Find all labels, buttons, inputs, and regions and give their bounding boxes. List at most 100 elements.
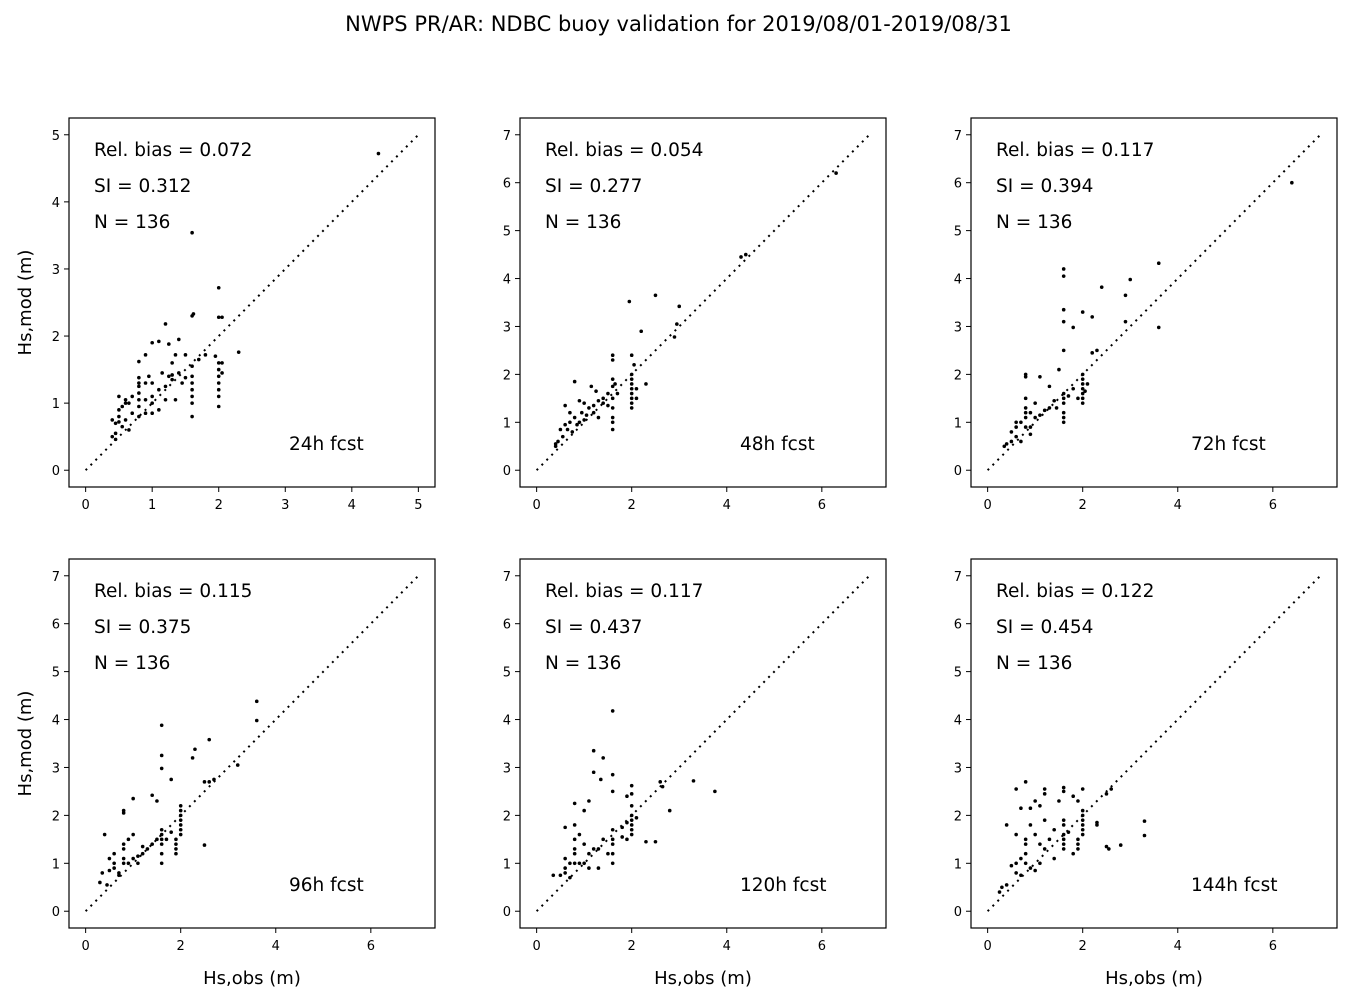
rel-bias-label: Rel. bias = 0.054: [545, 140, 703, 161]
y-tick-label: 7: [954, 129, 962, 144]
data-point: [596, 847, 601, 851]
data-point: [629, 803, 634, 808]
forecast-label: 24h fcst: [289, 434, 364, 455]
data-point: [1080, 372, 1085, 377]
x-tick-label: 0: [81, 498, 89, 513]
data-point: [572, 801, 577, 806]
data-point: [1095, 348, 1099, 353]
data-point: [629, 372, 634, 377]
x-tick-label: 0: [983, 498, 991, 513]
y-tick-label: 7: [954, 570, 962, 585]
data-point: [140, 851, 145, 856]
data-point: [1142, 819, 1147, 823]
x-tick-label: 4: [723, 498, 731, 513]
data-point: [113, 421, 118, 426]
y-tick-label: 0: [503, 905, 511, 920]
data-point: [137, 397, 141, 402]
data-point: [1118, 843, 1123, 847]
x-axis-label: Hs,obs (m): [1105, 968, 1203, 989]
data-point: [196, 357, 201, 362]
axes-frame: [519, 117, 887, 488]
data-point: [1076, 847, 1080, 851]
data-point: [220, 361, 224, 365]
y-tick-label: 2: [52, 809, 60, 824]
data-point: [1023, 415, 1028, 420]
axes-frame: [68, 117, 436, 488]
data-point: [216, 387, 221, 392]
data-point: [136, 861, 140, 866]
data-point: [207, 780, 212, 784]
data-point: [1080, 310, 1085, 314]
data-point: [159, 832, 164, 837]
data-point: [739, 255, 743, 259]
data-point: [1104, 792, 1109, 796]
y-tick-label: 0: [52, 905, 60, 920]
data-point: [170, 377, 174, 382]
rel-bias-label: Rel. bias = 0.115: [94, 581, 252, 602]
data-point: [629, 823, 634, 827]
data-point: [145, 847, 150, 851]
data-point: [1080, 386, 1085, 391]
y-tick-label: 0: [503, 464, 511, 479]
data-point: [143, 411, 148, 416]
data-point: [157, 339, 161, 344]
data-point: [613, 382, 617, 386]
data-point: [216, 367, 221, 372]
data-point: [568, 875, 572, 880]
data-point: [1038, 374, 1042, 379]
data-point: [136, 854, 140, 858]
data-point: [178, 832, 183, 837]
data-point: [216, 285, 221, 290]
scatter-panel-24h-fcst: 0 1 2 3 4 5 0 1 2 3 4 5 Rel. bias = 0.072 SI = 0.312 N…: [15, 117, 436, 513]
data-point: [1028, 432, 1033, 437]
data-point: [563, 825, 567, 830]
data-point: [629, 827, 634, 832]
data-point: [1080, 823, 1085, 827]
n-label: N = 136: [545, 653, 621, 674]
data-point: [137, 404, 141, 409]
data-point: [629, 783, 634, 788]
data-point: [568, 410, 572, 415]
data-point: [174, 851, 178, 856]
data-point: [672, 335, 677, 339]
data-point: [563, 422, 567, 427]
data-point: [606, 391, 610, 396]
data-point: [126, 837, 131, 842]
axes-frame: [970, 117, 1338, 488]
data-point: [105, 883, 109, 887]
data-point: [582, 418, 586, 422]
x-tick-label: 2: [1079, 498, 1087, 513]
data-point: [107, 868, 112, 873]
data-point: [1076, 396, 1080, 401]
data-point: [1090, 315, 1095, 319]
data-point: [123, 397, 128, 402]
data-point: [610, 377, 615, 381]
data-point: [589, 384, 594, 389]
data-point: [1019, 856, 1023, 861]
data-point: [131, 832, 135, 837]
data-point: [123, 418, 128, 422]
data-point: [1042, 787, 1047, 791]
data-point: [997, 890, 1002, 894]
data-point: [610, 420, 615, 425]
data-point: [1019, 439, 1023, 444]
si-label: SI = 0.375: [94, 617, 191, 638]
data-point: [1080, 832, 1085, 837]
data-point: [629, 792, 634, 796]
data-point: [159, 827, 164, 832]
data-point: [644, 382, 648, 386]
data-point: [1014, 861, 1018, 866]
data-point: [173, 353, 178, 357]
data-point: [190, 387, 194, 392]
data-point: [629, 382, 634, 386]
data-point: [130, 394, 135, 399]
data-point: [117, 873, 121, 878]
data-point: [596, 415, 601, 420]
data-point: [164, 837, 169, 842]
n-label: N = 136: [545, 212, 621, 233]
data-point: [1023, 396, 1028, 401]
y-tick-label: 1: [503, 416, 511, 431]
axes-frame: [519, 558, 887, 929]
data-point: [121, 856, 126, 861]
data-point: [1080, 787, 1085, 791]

● ● ●

- GOAL: Can you copy the material above word for word, leaving out the picture?

- EXPECTED ANSWER:
Find all labels, buttons, inputs, and regions and give their bounding boxes. List at most 100 elements.
rel-bias-label: Rel. bias = 0.054: [545, 140, 703, 161]
y-tick-label: 7: [954, 129, 962, 144]
data-point: [596, 847, 601, 851]
data-point: [629, 803, 634, 808]
forecast-label: 24h fcst: [289, 434, 364, 455]
data-point: [1080, 372, 1085, 377]
x-tick-label: 0: [81, 498, 89, 513]
data-point: [572, 801, 577, 806]
data-point: [1095, 348, 1099, 353]
data-point: [629, 372, 634, 377]
x-tick-label: 0: [983, 498, 991, 513]
y-tick-label: 7: [954, 570, 962, 585]
data-point: [140, 851, 145, 856]
data-point: [1142, 819, 1147, 823]
x-tick-label: 4: [723, 498, 731, 513]
data-point: [113, 421, 118, 426]
y-tick-label: 0: [503, 905, 511, 920]
data-point: [137, 397, 141, 402]
data-point: [1118, 843, 1123, 847]
x-axis-label: Hs,obs (m): [1105, 968, 1203, 989]
data-point: [196, 357, 201, 362]
axes-frame: [519, 117, 887, 488]
data-point: [1076, 847, 1080, 851]
data-point: [220, 361, 224, 365]
y-tick-label: 2: [52, 809, 60, 824]
data-point: [1023, 415, 1028, 420]
axes-frame: [68, 117, 436, 488]
data-point: [216, 387, 221, 392]
data-point: [136, 861, 140, 866]
data-point: [207, 780, 212, 784]
data-point: [1080, 310, 1085, 314]
data-point: [159, 832, 164, 837]
data-point: [739, 255, 743, 259]
data-point: [1104, 792, 1109, 796]
y-tick-label: 0: [52, 905, 60, 920]
data-point: [170, 377, 174, 382]
rel-bias-label: Rel. bias = 0.115: [94, 581, 252, 602]
data-point: [629, 823, 634, 827]
data-point: [145, 847, 150, 851]
data-point: [1080, 386, 1085, 391]
y-tick-label: 0: [503, 464, 511, 479]
data-point: [143, 411, 148, 416]
data-point: [157, 339, 161, 344]
data-point: [613, 382, 617, 386]
data-point: [216, 367, 221, 372]
data-point: [568, 875, 572, 880]
data-point: [1038, 374, 1042, 379]
data-point: [136, 854, 140, 858]
data-point: [178, 832, 183, 837]
data-point: [216, 285, 221, 290]
scatter-panel-24h-fcst: 0 1 2 3 4 5 0 1 2 3 4 5 Rel. bias = 0.072 SI = 0.312 N…: [15, 117, 436, 513]
data-point: [1028, 432, 1033, 437]
data-point: [563, 825, 567, 830]
data-point: [629, 827, 634, 832]
data-point: [1080, 823, 1085, 827]
n-label: N = 136: [545, 653, 621, 674]
data-point: [137, 404, 141, 409]
data-point: [629, 783, 634, 788]
data-point: [568, 410, 572, 415]
data-point: [174, 851, 178, 856]
data-point: [672, 335, 677, 339]
data-point: [563, 422, 567, 427]
data-point: [606, 391, 610, 396]
data-point: [126, 837, 131, 842]
axes-frame: [970, 117, 1338, 488]
data-point: [105, 883, 109, 887]
data-point: [582, 418, 586, 422]
x-tick-label: 2: [1079, 498, 1087, 513]
data-point: [107, 868, 112, 873]
data-point: [1076, 396, 1080, 401]
data-point: [1090, 315, 1095, 319]
data-point: [123, 397, 128, 402]
data-point: [610, 377, 615, 381]
data-point: [589, 384, 594, 389]
data-point: [1019, 856, 1023, 861]
data-point: [131, 832, 135, 837]
data-point: [123, 418, 128, 422]
data-point: [1042, 787, 1047, 791]
data-point: [997, 890, 1002, 894]
data-point: [610, 420, 615, 425]
data-point: [1019, 439, 1023, 444]
si-label: SI = 0.375: [94, 617, 191, 638]
data-point: [1080, 832, 1085, 837]
data-point: [629, 792, 634, 796]
data-point: [159, 827, 164, 832]
data-point: [644, 382, 648, 386]
data-point: [1014, 861, 1018, 866]
data-point: [173, 353, 178, 357]
data-point: [190, 387, 194, 392]
data-point: [629, 382, 634, 386]
data-point: [130, 394, 135, 399]
data-point: [117, 873, 121, 878]
data-point: [596, 415, 601, 420]
data-point: [164, 837, 169, 842]
n-label: N = 136: [545, 212, 621, 233]
data-point: [1023, 396, 1028, 401]
y-tick-label: 1: [503, 416, 511, 431]
axes-frame: [519, 558, 887, 929]
data-point: [121, 856, 126, 861]
data-point: [1080, 787, 1085, 791]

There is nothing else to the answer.